:: DATA SHOWN ::

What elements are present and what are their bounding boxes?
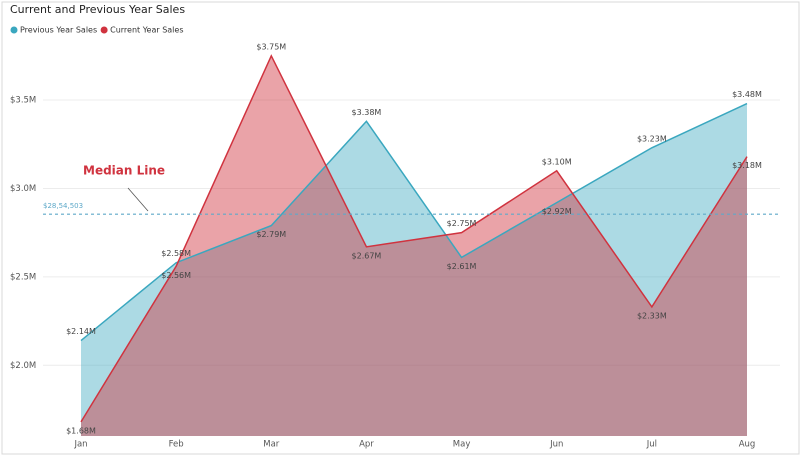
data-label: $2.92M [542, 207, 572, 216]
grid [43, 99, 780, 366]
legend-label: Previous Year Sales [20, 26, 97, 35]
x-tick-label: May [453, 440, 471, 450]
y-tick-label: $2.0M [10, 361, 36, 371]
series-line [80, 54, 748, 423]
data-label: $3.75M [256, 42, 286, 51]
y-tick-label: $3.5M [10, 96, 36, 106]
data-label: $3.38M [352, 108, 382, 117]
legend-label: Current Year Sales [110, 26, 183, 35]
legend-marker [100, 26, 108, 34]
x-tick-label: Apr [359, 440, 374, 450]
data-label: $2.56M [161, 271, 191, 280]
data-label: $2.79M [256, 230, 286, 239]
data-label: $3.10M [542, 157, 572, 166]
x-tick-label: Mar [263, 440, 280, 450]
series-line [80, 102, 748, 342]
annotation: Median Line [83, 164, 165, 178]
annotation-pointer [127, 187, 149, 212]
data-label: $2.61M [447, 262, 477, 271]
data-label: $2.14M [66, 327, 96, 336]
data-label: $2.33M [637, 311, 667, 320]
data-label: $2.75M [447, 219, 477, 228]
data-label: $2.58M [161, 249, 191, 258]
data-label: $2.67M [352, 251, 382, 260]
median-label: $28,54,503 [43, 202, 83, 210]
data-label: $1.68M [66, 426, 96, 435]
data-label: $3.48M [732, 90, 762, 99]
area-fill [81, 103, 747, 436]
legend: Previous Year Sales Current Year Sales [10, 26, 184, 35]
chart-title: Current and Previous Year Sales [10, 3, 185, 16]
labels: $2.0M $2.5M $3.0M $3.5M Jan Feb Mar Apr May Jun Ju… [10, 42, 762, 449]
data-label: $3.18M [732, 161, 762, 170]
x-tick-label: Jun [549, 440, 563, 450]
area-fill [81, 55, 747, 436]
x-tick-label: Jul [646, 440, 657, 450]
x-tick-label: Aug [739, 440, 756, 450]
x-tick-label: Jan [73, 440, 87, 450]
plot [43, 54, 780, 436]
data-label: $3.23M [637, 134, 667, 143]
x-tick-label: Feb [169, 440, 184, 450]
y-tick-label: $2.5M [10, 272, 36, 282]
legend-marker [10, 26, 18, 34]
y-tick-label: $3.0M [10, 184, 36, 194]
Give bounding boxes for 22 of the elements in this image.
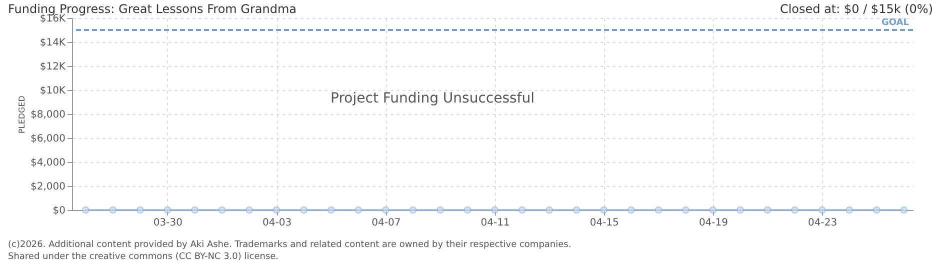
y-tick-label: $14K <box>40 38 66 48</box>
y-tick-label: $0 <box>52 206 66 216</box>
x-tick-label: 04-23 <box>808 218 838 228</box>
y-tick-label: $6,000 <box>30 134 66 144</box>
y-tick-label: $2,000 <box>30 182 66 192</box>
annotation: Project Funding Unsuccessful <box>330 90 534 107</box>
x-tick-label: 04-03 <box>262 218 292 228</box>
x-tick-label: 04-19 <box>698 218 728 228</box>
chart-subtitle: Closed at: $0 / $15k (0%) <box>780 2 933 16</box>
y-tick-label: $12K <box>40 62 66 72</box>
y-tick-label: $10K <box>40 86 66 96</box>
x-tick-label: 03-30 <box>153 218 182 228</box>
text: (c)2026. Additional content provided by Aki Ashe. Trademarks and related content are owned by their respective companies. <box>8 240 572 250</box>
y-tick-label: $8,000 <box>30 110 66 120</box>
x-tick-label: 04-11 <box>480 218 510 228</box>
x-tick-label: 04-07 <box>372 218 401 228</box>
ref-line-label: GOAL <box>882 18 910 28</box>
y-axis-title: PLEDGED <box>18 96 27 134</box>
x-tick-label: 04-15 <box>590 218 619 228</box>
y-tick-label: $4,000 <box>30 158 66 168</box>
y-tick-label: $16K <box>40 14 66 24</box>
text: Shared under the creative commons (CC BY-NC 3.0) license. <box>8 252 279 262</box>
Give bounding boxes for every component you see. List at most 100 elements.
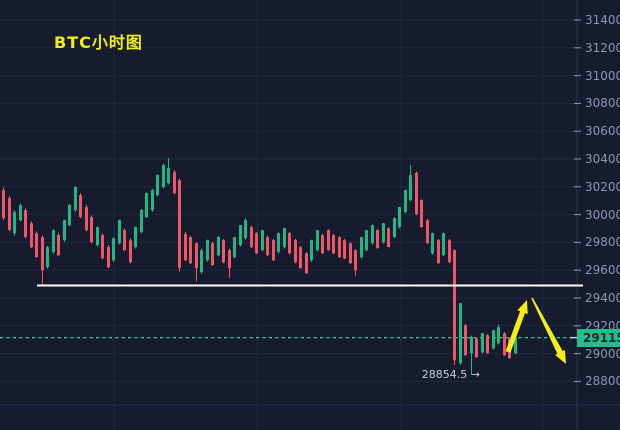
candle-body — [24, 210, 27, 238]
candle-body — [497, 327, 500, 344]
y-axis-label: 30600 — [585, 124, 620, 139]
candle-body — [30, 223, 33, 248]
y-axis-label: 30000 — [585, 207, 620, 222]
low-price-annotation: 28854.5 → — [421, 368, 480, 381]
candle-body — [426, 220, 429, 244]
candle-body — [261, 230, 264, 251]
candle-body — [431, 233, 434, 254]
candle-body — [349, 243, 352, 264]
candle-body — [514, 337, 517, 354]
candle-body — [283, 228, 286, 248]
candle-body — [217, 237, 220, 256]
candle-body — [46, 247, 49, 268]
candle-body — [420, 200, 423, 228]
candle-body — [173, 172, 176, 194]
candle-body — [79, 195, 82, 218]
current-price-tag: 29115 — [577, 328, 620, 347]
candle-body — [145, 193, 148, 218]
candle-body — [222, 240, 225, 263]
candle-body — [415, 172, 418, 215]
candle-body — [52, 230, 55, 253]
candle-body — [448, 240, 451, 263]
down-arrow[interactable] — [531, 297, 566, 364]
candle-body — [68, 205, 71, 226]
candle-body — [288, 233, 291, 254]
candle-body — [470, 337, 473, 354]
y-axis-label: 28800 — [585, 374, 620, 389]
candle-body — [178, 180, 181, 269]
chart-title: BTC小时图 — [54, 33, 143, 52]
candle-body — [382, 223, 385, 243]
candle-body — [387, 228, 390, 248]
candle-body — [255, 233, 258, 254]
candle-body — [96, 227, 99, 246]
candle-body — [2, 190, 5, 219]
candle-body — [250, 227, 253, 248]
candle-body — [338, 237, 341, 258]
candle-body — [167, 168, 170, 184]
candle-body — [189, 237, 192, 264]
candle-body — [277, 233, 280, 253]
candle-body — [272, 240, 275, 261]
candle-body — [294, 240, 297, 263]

:::

Reproduce every line of the records above as a numbered list, omitting any blank lines and leaving out the pictures.

1. What elements are present and what are their bounding boxes?
2. data-label: $2.92M [542, 207, 572, 216]
3. grid [43, 99, 780, 366]
4. legend-label: Previous Year Sales [20, 26, 97, 35]
5. x-tick-label: May [453, 440, 471, 450]
6. y-tick-label: $2.0M [10, 361, 36, 371]
7. series-line [80, 54, 748, 423]
8. data-label: $3.75M [256, 42, 286, 51]
9. y-tick-label: $3.5M [10, 96, 36, 106]
10. data-label: $3.38M [352, 108, 382, 117]
11. legend-label: Current Year Sales [110, 26, 183, 35]
12. legend-marker [100, 26, 108, 34]
13. x-tick-label: Apr [359, 440, 374, 450]
14. data-label: $2.56M [161, 271, 191, 280]
15. data-label: $2.79M [256, 230, 286, 239]
16. data-label: $3.10M [542, 157, 572, 166]
17. x-tick-label: Mar [263, 440, 280, 450]
18. series-line [80, 102, 748, 342]
19. annotation: Median Line [83, 164, 165, 178]
20. annotation-pointer [127, 187, 149, 212]
21. data-label: $2.61M [447, 262, 477, 271]
22. data-label: $2.14M [66, 327, 96, 336]
23. data-label: $2.33M [637, 311, 667, 320]
24. data-label: $2.75M [447, 219, 477, 228]
25. data-label: $2.58M [161, 249, 191, 258]
26. data-label: $2.67M [352, 251, 382, 260]
27. median-label: $28,54,503 [43, 202, 83, 210]
28. data-label: $1.68M [66, 426, 96, 435]
29. data-label: $3.48M [732, 90, 762, 99]
30. area-fill [81, 103, 747, 436]
31. legend: Previous Year Sales Current Year Sales [10, 26, 184, 35]
32. chart-title: Current and Previous Year Sales [10, 3, 185, 16]
33. labels: $2.0M $2.5M $3.0M $3.5M Jan Feb Mar Apr May Jun Ju… [10, 42, 762, 449]
34. data-label: $3.18M [732, 161, 762, 170]
35. x-tick-label: Jun [549, 440, 563, 450]
36. area-fill [81, 55, 747, 436]
37. x-tick-label: Jul [646, 440, 657, 450]
38. x-tick-label: Aug [739, 440, 756, 450]
39. x-tick-label: Jan [73, 440, 87, 450]
40. plot [43, 54, 780, 436]
41. data-label: $3.23M [637, 134, 667, 143]
42. x-tick-label: Feb [169, 440, 184, 450]
43. y-tick-label: $2.5M [10, 272, 36, 282]
44. legend-marker [10, 26, 18, 34]
45. y-tick-label: $3.0M [10, 184, 36, 194]
46. Give bounding boxes for 22 of the elements in this image.
47. y-tick-label: $14K <box>40 38 66 48</box>
48. y-tick-label: $0 <box>52 206 66 216</box>
49. x-tick-label: 04-23 <box>808 218 838 228</box>
50. y-tick-label: $6,000 <box>30 134 66 144</box>
51. y-tick-label: $2,000 <box>30 182 66 192</box>
52. annotation: Project Funding Unsuccessful <box>330 90 534 107</box>
53. x-tick-label: 04-03 <box>262 218 292 228</box>
54. x-tick-label: 04-19 <box>698 218 728 228</box>
55. chart-subtitle: Closed at: $0 / $15k (0%) <box>780 2 933 16</box>
56. y-tick-label: $12K <box>40 62 66 72</box>
57. y-tick-label: $10K <box>40 86 66 96</box>
58. x-tick-label: 03-30 <box>153 218 182 228</box>
59. text: (c)2026. Additional content provided by Aki Ashe. Trademarks and related content are owned by their respective companies. <box>8 240 572 250</box>
60. y-tick-label: $8,000 <box>30 110 66 120</box>
61. x-tick-label: 04-11 <box>480 218 510 228</box>
62. x-tick-label: 04-07 <box>372 218 401 228</box>
63. ref-line-label: GOAL <box>882 18 910 28</box>
64. y-axis-title: PLEDGED <box>18 96 27 134</box>
65. x-tick-label: 04-15 <box>590 218 619 228</box>
66. y-tick-label: $4,000 <box>30 158 66 168</box>
67. y-tick-label: $16K <box>40 14 66 24</box>
68. text: Shared under the creative commons (CC BY-NC 3.0) license. <box>8 252 279 262</box>
69. Give bounding boxes for every component you see. List at most 100 elements.
70. candle-body — [24, 210, 27, 238]
71. candle-body — [497, 327, 500, 344]
72. y-axis-label: 30600 — [585, 124, 620, 139]
73. candle-body — [30, 223, 33, 248]
74. y-axis-label: 30000 — [585, 207, 620, 222]
75. low-price-annotation: 28854.5 → — [421, 368, 480, 381]
76. candle-body — [426, 220, 429, 244]
77. candle-body — [261, 230, 264, 251]
78. candle-body — [431, 233, 434, 254]
79. candle-body — [349, 243, 352, 264]
80. candle-body — [514, 337, 517, 354]
81. candle-body — [283, 228, 286, 248]
82. candle-body — [217, 237, 220, 256]
83. candle-body — [46, 247, 49, 268]
84. candle-body — [420, 200, 423, 228]
85. candle-body — [173, 172, 176, 194]
86. candle-body — [79, 195, 82, 218]
87. current-price-tag: 29115 — [577, 328, 620, 347]
88. candle-body — [145, 193, 148, 218]
89. candle-body — [222, 240, 225, 263]
90. candle-body — [415, 172, 418, 215]
91. candle-body — [52, 230, 55, 253]
92. candle-body — [448, 240, 451, 263]
93. down-arrow[interactable] — [531, 297, 566, 364]
94. candle-body — [68, 205, 71, 226]
95. candle-body — [288, 233, 291, 254]
96. candle-body — [470, 337, 473, 354]
97. y-axis-label: 28800 — [585, 374, 620, 389]
98. candle-body — [178, 180, 181, 269]
99. chart-title: BTC小时图 — [54, 33, 143, 52]
100. candle-body — [382, 223, 385, 243]
101. candle-body — [387, 228, 390, 248]
102. candle-body — [255, 233, 258, 254]
103. candle-body — [96, 227, 99, 246]
104. candle-body — [2, 190, 5, 219]
105. candle-body — [250, 227, 253, 248]
106. candle-body — [338, 237, 341, 258]
107. candle-body — [167, 168, 170, 184]
108. candle-body — [189, 237, 192, 264]
109. candle-body — [277, 233, 280, 253]
110. candle-body — [272, 240, 275, 261]
111. candle-body — [294, 240, 297, 263]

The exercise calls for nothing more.